● Work to complete
Copy every line of the entries that includes the word "started".
☆ ☆ ☆ ☆ ☆
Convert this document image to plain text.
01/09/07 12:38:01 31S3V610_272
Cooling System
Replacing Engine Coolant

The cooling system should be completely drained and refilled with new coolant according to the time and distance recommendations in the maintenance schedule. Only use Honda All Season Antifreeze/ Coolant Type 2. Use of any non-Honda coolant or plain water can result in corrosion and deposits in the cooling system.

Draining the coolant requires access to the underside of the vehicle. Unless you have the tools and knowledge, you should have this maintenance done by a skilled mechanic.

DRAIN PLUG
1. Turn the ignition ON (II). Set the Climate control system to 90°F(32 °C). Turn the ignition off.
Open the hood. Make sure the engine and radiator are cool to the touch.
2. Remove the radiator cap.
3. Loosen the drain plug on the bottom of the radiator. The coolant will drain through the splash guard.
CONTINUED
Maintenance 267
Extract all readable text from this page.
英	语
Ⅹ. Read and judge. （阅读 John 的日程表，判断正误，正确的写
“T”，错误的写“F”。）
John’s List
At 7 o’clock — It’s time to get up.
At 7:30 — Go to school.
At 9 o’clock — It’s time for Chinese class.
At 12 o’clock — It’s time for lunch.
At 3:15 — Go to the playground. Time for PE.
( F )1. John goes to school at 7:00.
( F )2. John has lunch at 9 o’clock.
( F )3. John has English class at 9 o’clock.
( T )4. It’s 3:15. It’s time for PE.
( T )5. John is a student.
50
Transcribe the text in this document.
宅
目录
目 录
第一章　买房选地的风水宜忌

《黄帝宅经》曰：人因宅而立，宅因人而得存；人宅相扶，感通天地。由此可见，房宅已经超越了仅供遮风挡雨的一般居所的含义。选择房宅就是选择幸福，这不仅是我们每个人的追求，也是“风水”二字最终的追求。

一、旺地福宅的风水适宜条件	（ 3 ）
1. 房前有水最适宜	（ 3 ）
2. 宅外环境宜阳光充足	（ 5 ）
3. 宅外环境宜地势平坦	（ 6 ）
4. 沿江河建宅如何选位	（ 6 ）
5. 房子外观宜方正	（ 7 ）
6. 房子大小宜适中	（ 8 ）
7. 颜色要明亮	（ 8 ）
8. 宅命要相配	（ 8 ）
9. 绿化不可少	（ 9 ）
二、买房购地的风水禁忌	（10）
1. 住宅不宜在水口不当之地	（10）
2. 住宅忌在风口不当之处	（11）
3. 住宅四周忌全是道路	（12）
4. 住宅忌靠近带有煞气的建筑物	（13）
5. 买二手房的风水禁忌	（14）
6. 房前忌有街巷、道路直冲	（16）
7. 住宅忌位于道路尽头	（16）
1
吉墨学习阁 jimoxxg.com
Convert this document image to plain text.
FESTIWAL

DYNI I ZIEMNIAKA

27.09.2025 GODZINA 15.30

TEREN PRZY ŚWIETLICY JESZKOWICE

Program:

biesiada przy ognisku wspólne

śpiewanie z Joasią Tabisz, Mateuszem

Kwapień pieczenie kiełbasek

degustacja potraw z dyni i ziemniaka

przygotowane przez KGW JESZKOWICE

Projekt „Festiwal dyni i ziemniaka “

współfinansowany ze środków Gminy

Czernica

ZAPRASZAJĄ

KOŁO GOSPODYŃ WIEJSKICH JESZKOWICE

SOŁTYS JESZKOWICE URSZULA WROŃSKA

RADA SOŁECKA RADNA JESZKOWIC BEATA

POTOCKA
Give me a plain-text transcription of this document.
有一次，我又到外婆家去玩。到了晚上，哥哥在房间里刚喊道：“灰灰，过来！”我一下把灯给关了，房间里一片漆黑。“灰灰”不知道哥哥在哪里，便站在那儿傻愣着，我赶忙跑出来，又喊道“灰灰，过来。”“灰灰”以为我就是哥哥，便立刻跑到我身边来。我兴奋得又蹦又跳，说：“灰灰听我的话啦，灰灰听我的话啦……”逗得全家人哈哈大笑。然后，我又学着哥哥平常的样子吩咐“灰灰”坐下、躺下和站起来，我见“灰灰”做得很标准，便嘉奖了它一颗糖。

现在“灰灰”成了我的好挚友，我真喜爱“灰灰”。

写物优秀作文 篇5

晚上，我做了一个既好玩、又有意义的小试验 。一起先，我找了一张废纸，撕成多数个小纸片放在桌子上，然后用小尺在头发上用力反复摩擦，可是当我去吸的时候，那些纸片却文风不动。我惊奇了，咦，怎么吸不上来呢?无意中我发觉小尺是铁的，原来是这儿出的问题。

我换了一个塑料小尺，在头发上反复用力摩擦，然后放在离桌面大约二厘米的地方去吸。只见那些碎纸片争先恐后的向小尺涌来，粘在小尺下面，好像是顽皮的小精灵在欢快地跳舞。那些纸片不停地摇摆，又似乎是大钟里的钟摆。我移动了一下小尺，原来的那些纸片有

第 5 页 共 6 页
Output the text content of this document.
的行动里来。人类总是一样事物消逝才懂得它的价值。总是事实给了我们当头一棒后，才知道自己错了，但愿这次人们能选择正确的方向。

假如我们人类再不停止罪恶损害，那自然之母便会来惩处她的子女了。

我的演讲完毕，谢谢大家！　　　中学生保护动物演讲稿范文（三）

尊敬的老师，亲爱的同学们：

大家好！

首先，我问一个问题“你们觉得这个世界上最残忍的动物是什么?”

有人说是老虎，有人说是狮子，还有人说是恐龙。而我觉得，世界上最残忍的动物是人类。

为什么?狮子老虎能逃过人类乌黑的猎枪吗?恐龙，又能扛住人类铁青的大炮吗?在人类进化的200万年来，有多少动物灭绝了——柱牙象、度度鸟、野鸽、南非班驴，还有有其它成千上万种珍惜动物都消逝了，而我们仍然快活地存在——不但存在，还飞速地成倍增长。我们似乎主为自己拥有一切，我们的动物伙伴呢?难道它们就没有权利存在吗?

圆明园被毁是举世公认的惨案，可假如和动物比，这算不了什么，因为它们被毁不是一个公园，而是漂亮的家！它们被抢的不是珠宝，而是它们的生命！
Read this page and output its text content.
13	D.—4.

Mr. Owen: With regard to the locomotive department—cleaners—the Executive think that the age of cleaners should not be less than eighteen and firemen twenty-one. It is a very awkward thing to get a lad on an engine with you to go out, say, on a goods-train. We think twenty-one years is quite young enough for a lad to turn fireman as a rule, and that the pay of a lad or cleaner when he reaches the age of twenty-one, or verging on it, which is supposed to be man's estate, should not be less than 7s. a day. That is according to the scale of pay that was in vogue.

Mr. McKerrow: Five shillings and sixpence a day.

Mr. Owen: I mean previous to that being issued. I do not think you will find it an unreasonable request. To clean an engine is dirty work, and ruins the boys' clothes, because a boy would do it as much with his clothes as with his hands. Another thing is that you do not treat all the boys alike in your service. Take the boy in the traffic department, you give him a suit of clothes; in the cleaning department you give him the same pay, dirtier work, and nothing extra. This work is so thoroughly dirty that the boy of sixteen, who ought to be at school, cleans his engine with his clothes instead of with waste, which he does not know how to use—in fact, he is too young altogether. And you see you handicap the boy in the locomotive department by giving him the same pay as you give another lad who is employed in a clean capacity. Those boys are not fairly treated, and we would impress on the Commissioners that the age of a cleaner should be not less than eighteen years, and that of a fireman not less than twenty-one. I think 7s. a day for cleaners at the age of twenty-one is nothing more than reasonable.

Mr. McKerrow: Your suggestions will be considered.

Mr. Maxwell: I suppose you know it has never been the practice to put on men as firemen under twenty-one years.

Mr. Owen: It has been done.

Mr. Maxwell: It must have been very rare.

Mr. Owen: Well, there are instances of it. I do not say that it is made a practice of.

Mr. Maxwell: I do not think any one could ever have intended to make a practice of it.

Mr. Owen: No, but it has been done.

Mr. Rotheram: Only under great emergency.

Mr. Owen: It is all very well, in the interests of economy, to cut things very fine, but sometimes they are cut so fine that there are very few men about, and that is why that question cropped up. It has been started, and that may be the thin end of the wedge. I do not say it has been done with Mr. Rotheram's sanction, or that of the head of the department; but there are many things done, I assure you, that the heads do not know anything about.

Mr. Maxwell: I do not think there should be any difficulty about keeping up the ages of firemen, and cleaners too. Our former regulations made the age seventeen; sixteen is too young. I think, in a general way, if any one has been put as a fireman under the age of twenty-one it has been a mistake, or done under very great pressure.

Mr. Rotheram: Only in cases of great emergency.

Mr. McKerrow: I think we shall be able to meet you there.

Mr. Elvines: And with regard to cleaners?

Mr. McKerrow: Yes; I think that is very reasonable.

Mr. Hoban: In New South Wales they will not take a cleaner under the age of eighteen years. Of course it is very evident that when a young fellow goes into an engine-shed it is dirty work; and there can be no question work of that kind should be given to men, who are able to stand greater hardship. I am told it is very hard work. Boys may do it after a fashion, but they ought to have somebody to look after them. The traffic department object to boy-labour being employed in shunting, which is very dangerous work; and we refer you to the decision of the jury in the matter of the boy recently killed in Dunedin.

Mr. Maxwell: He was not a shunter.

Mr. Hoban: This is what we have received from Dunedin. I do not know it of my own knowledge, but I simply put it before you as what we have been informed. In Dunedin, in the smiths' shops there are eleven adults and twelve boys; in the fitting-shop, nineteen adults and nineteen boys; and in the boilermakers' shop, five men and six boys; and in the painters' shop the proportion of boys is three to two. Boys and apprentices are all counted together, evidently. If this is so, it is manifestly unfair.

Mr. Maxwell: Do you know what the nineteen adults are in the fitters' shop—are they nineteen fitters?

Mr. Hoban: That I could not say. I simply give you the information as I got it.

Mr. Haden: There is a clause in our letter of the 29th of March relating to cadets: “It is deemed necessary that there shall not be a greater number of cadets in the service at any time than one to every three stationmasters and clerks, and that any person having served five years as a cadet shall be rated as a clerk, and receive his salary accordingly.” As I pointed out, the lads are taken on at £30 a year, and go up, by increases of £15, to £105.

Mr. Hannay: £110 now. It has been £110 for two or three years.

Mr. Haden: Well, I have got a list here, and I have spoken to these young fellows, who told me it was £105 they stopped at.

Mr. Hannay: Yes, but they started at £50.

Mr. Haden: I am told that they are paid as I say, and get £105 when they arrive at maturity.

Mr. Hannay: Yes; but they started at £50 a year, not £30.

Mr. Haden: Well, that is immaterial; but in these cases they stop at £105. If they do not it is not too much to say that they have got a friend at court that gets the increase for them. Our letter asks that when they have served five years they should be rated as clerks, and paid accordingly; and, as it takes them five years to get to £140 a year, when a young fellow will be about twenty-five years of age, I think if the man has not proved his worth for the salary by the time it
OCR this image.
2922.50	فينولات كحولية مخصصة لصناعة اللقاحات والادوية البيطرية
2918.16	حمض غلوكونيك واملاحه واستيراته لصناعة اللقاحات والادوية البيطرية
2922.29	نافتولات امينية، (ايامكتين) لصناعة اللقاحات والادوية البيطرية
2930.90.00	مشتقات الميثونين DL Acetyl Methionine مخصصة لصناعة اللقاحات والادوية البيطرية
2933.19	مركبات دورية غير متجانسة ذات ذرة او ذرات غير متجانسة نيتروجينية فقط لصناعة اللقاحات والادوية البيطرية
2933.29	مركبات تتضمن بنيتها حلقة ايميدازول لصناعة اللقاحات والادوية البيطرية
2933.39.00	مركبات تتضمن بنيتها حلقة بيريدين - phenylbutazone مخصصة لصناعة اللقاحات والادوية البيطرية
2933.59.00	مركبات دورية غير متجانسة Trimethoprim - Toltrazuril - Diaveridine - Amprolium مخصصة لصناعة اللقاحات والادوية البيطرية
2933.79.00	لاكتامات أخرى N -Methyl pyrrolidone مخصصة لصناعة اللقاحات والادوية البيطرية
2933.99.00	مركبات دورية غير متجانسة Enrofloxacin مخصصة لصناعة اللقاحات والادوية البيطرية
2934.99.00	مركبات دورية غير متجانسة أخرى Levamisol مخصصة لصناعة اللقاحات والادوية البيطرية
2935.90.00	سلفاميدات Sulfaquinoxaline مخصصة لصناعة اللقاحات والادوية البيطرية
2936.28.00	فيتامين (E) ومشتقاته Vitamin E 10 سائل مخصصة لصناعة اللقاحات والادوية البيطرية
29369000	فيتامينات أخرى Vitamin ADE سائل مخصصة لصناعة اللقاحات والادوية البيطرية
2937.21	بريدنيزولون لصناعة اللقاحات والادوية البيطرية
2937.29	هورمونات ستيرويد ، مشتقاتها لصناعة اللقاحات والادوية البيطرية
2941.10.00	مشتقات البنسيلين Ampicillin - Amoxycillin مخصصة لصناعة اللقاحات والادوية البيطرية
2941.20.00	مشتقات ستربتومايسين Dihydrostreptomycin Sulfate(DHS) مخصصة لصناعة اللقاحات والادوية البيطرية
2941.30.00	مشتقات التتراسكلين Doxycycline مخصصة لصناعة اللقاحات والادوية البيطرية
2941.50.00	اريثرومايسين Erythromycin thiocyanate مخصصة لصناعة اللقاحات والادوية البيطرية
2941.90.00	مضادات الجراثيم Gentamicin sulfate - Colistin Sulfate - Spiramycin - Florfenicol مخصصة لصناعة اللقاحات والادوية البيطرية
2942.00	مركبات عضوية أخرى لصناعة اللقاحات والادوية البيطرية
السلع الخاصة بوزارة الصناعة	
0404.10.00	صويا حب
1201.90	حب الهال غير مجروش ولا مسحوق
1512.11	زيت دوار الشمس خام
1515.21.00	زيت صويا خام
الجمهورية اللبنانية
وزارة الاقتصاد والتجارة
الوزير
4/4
☆ ☆ ☆ ☆ ☆
● Task answer
Mr. Owen: It is all very well, in the interests of economy, to cut things very fine, but sometimes they are cut so fine that there are very few men about, and that is why that question cropped up. It has been started, and that may be the thin end of the wedge. I do not say it has been done with Mr. Rotheram's sanction, or that of the head of the department; but there are many things done, I assure you, that the heads do not know anything about.
Mr. Hannay: Yes, but they started at £50.
Mr. Hannay: Yes; but they started at £50 a year, not £30.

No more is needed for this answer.